▶ [Given records]
::::::::::
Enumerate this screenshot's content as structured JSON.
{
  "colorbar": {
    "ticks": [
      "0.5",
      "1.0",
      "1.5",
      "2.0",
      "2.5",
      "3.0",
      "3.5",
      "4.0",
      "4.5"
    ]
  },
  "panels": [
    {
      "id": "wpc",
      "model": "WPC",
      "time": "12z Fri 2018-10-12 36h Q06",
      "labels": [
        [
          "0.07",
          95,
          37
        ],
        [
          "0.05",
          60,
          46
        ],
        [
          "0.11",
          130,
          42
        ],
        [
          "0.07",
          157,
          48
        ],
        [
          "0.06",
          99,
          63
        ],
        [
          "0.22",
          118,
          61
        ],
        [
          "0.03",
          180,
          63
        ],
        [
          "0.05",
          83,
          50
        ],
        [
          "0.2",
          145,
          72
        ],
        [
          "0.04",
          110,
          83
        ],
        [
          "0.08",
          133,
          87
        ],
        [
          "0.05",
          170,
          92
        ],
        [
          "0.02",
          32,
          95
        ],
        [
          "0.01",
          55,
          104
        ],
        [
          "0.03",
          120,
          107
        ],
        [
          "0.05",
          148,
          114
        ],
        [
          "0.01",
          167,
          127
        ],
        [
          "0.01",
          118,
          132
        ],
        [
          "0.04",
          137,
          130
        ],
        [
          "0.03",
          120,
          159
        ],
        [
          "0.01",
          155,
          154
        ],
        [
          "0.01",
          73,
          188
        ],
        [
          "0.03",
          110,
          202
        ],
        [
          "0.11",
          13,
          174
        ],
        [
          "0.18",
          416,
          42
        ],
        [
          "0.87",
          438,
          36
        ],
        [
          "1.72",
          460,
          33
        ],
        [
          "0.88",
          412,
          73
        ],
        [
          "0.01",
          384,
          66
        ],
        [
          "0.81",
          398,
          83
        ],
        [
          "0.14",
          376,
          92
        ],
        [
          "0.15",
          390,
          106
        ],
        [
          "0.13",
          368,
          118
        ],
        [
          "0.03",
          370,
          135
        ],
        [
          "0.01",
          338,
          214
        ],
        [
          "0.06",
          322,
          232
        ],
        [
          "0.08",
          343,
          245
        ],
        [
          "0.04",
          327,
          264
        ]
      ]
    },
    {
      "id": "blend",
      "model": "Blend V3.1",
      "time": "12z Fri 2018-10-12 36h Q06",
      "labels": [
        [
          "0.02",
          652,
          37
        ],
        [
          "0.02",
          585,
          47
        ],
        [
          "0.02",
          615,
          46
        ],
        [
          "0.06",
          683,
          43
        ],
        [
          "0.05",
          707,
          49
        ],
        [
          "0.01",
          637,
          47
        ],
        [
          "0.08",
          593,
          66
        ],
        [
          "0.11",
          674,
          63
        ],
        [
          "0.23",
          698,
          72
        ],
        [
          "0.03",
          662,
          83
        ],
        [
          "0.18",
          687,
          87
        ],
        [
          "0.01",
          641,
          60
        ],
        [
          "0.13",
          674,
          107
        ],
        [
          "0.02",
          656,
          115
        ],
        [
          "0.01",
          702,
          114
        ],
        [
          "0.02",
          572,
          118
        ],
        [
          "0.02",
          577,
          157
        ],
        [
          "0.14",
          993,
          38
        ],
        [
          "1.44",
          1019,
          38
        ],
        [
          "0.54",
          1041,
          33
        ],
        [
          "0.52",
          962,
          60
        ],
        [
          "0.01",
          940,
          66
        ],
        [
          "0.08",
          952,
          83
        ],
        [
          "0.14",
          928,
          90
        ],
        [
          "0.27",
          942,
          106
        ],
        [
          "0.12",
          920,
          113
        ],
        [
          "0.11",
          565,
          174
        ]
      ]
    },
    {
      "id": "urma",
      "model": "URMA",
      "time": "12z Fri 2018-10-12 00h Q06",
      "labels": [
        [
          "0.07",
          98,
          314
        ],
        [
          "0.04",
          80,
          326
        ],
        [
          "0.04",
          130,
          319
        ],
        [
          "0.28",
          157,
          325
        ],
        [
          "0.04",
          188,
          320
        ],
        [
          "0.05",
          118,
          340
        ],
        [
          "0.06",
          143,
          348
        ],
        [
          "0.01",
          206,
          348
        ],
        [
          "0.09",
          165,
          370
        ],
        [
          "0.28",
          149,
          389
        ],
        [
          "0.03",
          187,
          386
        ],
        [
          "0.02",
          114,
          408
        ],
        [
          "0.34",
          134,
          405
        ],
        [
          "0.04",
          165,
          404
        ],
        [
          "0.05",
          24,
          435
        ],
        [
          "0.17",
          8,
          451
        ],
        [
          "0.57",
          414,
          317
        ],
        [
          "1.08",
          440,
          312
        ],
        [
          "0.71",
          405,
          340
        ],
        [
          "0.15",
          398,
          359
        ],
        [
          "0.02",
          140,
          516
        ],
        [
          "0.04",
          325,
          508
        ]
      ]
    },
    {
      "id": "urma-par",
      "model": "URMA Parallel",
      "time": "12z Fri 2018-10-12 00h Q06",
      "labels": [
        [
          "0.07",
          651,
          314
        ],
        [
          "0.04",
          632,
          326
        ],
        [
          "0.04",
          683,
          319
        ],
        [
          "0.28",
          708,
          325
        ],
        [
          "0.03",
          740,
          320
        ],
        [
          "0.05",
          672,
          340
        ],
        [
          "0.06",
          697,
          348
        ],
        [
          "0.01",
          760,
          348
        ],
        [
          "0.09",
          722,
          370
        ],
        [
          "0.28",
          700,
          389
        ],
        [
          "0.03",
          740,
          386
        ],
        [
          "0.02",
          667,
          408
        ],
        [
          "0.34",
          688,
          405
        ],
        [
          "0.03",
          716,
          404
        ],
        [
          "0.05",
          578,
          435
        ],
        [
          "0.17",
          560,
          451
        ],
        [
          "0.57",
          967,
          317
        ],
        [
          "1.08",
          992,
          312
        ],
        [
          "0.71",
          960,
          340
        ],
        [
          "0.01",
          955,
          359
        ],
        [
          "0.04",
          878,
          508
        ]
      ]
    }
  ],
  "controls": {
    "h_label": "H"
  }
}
::::::::::
▶ [Exercise objective] Transcribe each entry precisely, missing none.

▶ [Written solution]
Enumerate this screenshot's content as structured JSON.
{
  "colorbar": {
    "ticks": [
      "0.5",
      "1.0",
      "1.5",
      "2.0",
      "2.5",
      "3.0",
      "3.5",
      "4.0",
      "4.5"
    ]
  },
  "panels": [
    {
      "id": "wpc",
      "model": "WPC",
      "time": "12z Fri 2018-10-12 36h Q06",
      "labels": [
        [
          "0.07",
          95,
          37
        ],
        [
          "0.05",
          60,
          46
        ],
        [
          "0.11",
          130,
          42
        ],
        [
          "0.07",
          157,
          48
        ],
        [
          "0.06",
          99,
          63
        ],
        [
          "0.22",
          118,
          61
        ],
        [
          "0.03",
          180,
          63
        ],
        [
          "0.05",
          83,
          50
        ],
        [
          "0.2",
          145,
          72
        ],
        [
          "0.04",
          110,
          83
        ],
        [
          "0.08",
          133,
          87
        ],
        [
          "0.05",
          170,
          92
        ],
        [
          "0.02",
          32,
          95
        ],
        [
          "0.01",
          55,
          104
        ],
        [
          "0.03",
          120,
          107
        ],
        [
          "0.05",
          148,
          114
        ],
        [
          "0.01",
          167,
          127
        ],
        [
          "0.01",
          118,
          132
        ],
        [
          "0.04",
          137,
          130
        ],
        [
          "0.03",
          120,
          159
        ],
        [
          "0.01",
          155,
          154
        ],
        [
          "0.01",
          73,
          188
        ],
        [
          "0.03",
          110,
          202
        ],
        [
          "0.11",
          13,
          174
        ],
        [
          "0.18",
          416,
          42
        ],
        [
          "0.87",
          438,
          36
        ],
        [
          "1.72",
          460,
          33
        ],
        [
          "0.88",
          412,
          73
        ],
        [
          "0.01",
          384,
          66
        ],
        [
          "0.81",
          398,
          83
        ],
        [
          "0.14",
          376,
          92
        ],
        [
          "0.15",
          390,
          106
        ],
        [
          "0.13",
          368,
          118
        ],
        [
          "0.03",
          370,
          135
        ],
        [
          "0.01",
          338,
          214
        ],
        [
          "0.06",
          322,
          232
        ],
        [
          "0.08",
          343,
          245
        ],
        [
          "0.04",
          327,
          264
        ]
      ]
    },
    {
      "id": "blend",
      "model": "Blend V3.1",
      "time": "12z Fri 2018-10-12 36h Q06",
      "labels": [
        [
          "0.02",
          652,
          37
        ],
        [
          "0.02",
          585,
          47
        ],
        [
          "0.02",
          615,
          46
        ],
        [
          "0.06",
          683,
          43
        ],
        [
          "0.05",
          707,
          49
        ],
        [
          "0.01",
          637,
          47
        ],
        [
          "0.08",
          593,
          66
        ],
        [
          "0.11",
          674,
          63
        ],
        [
          "0.23",
          698,
          72
        ],
        [
          "0.03",
          662,
          83
        ],
        [
          "0.18",
          687,
          87
        ],
        [
          "0.01",
          641,
          60
        ],
        [
          "0.13",
          674,
          107
        ],
        [
          "0.02",
          656,
          115
        ],
        [
          "0.01",
          702,
          114
        ],
        [
          "0.02",
          572,
          118
        ],
        [
          "0.02",
          577,
          157
        ],
        [
          "0.14",
          993,
          38
        ],
        [
          "1.44",
          1019,
          38
        ],
        [
          "0.54",
          1041,
          33
        ],
        [
          "0.52",
          962,
          60
        ],
        [
          "0.01",
          940,
          66
        ],
        [
          "0.08",
          952,
          83
        ],
        [
          "0.14",
          928,
          90
        ],
        [
          "0.27",
          942,
          106
        ],
        [
          "0.12",
          920,
          113
        ],
        [
          "0.11",
          565,
          174
        ]
      ]
    },
    {
      "id": "urma",
      "model": "URMA",
      "time": "12z Fri 2018-10-12 00h Q06",
      "labels": [
        [
          "0.07",
          98,
          314
        ],
        [
          "0.04",
          80,
          326
        ],
        [
          "0.04",
          130,
          319
        ],
        [
          "0.28",
          157,
          325
        ],
        [
          "0.04",
          188,
          320
        ],
        [
          "0.05",
          118,
          340
        ],
        [
          "0.06",
          143,
          348
        ],
        [
          "0.01",
          206,
          348
        ],
        [
          "0.09",
          165,
          370
        ],
        [
          "0.28",
          149,
          389
        ],
        [
          "0.03",
          187,
          386
        ],
        [
          "0.02",
          114,
          408
        ],
        [
          "0.34",
          134,
          405
        ],
        [
          "0.04",
          165,
          404
        ],
        [
          "0.05",
          24,
          435
        ],
        [
          "0.17",
          8,
          451
        ],
        [
          "0.57",
          414,
          317
        ],
        [
          "1.08",
          440,
          312
        ],
        [
          "0.71",
          405,
          340
        ],
        [
          "0.15",
          398,
          359
        ],
        [
          "0.02",
          140,
          516
        ],
        [
          "0.04",
          325,
          508
        ]
      ]
    },
    {
      "id": "urma-par",
      "model": "URMA Parallel",
      "time": "12z Fri 2018-10-12 00h Q06",
      "labels": [
        [
          "0.07",
          651,
          314
        ],
        [
          "0.04",
          632,
          326
        ],
        [
          "0.04",
          683,
          319
        ],
        [
          "0.28",
          708,
          325
        ],
        [
          "0.03",
          740,
          320
        ],
        [
          "0.05",
          672,
          340
        ],
        [
          "0.06",
          697,
          348
        ],
        [
          "0.01",
          760,
          348
        ],
        [
          "0.09",
          722,
          370
        ],
        [
          "0.28",
          700,
          389
        ],
        [
          "0.03",
          740,
          386
        ],
        [
          "0.02",
          667,
          408
        ],
        [
          "0.34",
          688,
          405
        ],
        [
          "0.03",
          716,
          404
        ],
        [
          "0.05",
          578,
          435
        ],
        [
          "0.17",
          560,
          451
        ],
        [
          "0.57",
          967,
          317
        ],
        [
          "1.08",
          992,
          312
        ],
        [
          "0.71",
          960,
          340
        ],
        [
          "0.01",
          955,
          359
        ],
        [
          "0.04",
          878,
          508
        ]
      ]
    }
  ],
  "controls": {
    "h_label": "H"
  }
}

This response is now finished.